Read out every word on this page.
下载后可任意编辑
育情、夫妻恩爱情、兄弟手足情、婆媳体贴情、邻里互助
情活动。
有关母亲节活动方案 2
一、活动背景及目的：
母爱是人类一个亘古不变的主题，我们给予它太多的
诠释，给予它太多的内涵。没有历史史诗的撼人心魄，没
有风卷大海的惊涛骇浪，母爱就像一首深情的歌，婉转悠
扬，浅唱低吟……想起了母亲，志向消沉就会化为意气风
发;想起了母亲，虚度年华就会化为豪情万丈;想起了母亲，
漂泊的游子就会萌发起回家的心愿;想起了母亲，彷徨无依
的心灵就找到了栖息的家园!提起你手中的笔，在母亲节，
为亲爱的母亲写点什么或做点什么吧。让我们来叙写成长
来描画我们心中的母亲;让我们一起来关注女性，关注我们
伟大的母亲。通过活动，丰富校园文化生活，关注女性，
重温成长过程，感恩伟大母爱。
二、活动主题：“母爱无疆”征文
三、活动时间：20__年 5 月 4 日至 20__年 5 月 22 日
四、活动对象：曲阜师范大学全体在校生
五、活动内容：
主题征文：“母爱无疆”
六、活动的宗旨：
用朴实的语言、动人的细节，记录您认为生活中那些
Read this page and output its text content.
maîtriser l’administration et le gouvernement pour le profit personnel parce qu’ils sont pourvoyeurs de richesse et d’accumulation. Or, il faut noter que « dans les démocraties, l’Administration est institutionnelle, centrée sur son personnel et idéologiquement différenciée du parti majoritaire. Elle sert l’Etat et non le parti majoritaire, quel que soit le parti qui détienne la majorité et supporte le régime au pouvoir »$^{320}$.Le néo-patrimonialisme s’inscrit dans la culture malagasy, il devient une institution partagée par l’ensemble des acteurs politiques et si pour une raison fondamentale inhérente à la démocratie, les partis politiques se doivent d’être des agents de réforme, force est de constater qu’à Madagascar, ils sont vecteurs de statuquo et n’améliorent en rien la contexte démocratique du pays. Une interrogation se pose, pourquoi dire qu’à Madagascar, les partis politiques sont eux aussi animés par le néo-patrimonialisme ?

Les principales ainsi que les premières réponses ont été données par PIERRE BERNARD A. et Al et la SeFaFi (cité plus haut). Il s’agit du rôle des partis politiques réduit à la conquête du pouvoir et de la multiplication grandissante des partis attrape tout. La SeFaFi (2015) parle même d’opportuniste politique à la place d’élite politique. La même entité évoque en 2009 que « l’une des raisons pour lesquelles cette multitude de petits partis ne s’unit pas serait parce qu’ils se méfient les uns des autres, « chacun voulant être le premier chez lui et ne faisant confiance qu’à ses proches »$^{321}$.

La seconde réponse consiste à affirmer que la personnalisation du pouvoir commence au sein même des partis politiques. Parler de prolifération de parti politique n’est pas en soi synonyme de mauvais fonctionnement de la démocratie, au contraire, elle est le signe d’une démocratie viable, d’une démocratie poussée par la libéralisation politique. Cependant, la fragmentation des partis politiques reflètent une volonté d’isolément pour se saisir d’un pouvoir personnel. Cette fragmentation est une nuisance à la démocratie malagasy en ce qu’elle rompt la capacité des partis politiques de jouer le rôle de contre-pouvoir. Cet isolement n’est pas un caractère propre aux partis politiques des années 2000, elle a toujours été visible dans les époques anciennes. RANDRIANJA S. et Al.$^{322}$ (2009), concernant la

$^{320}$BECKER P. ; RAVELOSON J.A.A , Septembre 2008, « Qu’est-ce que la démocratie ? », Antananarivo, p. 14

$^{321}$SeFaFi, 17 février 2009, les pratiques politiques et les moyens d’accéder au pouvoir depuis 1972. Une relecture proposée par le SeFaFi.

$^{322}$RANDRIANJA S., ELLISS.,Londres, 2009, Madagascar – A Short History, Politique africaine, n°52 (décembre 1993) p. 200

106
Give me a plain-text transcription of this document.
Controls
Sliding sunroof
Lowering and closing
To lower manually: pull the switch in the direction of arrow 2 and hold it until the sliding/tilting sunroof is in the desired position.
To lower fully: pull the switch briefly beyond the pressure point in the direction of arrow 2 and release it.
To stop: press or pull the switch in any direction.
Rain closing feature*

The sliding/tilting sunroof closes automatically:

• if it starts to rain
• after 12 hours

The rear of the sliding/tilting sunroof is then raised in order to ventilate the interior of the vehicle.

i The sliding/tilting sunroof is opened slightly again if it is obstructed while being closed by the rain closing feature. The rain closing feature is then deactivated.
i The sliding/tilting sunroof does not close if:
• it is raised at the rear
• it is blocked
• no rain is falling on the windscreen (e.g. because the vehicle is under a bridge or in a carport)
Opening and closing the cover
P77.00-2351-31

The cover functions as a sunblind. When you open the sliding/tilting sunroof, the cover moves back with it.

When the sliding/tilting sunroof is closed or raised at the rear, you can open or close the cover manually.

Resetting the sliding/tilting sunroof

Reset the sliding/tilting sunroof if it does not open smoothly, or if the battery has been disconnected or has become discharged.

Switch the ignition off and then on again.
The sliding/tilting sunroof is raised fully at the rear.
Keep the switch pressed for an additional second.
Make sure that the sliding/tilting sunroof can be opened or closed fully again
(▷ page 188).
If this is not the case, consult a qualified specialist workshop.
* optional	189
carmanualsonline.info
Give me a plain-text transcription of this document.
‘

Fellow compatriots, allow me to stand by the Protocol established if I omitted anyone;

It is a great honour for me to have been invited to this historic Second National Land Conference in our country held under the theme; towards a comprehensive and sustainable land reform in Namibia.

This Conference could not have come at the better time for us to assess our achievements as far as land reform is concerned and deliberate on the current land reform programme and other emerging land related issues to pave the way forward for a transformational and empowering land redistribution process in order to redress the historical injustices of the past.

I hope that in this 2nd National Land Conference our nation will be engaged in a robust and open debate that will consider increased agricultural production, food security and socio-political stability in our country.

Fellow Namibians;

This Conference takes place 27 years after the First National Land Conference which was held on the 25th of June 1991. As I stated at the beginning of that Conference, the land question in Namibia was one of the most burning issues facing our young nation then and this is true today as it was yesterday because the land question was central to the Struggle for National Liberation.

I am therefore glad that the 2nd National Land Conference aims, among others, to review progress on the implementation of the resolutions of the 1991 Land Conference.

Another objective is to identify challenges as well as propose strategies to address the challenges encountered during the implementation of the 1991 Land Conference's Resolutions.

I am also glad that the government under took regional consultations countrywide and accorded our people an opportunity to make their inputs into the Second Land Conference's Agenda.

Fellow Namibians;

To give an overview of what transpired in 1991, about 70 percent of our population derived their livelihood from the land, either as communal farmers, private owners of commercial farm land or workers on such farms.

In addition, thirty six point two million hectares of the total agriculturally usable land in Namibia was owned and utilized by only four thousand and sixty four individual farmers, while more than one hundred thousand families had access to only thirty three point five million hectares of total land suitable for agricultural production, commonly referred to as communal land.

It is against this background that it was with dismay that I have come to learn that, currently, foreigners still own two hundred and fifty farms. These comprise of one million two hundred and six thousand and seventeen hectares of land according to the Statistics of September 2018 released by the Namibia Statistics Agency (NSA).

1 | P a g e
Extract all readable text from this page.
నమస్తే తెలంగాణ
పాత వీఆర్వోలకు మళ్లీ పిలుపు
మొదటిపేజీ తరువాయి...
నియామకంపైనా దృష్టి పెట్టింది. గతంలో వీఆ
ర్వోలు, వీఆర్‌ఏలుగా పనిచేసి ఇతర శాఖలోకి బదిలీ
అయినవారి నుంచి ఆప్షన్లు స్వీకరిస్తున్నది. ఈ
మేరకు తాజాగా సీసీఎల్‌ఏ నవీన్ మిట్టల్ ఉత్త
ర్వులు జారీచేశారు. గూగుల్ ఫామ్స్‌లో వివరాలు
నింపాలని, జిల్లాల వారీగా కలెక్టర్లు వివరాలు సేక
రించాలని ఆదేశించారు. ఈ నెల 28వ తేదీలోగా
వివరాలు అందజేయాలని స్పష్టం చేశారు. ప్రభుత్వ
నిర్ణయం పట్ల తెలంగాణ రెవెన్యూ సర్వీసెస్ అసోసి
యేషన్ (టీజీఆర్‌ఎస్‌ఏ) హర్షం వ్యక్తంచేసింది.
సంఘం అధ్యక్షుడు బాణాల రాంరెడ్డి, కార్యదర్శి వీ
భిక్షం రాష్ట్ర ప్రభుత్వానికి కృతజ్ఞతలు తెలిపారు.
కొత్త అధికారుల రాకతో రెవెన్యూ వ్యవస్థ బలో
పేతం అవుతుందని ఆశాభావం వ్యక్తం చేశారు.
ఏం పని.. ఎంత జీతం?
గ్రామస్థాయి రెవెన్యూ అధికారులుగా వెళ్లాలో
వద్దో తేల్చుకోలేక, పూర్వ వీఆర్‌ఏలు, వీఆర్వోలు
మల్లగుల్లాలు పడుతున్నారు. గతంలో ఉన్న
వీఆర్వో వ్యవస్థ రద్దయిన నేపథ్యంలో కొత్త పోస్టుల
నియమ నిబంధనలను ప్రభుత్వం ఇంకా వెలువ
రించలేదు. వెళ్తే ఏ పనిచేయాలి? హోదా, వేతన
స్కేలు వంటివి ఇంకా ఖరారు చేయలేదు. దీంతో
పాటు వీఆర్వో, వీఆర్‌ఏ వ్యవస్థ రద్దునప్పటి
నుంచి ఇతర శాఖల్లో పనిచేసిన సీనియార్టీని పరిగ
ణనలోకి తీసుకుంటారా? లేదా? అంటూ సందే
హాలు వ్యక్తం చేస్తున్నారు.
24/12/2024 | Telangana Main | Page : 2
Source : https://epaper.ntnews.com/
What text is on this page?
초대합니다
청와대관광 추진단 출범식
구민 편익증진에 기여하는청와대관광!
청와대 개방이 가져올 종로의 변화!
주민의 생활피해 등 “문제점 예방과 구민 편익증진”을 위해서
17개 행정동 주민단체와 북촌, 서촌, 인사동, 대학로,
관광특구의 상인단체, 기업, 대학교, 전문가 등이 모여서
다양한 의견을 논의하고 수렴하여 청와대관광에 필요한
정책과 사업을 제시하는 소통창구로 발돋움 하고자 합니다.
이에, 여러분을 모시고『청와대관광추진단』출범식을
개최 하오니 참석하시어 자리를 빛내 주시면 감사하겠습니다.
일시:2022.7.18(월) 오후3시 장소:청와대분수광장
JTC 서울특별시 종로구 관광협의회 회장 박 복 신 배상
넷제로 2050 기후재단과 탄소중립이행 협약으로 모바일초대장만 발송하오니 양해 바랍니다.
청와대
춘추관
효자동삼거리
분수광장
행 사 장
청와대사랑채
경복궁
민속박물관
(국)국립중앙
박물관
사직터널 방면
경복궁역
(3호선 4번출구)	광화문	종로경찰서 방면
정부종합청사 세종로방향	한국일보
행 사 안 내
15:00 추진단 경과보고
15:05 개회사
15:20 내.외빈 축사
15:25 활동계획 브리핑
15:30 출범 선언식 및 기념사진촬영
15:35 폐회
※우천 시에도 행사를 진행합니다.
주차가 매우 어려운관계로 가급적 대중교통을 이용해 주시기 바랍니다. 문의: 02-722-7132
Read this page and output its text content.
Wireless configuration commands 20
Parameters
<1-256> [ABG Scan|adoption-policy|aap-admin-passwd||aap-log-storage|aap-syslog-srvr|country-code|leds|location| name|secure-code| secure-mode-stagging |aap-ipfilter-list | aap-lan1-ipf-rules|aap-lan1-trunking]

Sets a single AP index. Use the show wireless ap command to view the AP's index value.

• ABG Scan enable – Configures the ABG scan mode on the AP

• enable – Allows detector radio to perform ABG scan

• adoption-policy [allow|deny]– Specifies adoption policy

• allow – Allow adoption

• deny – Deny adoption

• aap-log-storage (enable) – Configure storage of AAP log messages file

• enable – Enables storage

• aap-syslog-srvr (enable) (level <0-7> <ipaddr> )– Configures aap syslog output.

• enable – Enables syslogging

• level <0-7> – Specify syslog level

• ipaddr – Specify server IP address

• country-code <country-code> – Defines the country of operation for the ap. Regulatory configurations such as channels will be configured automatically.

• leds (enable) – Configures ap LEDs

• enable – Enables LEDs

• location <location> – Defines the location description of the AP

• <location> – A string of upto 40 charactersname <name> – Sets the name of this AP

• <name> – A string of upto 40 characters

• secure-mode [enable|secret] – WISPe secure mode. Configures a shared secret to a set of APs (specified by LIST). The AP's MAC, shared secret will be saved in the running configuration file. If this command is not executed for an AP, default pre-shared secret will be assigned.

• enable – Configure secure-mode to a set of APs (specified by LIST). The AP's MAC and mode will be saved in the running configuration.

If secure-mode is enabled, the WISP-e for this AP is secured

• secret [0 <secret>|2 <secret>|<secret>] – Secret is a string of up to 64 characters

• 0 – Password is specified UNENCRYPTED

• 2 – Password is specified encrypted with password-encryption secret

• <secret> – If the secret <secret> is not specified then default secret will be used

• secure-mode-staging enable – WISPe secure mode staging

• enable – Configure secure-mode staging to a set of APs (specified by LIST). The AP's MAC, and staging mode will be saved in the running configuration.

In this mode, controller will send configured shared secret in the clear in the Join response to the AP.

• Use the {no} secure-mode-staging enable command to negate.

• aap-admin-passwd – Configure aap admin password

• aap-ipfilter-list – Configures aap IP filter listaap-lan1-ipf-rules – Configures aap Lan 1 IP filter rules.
---------------
SHORT TASK: From the data, collect all lines where the string "manually" appears.

SOLUTION TO THIS PROBLEM:
To lower manually: pull the switch in the direction of arrow 2 and hold it until the sliding/tilting sunroof is in the desired position.
When the sliding/tilting sunroof is closed or raised at the rear, you can open or close the cover manually.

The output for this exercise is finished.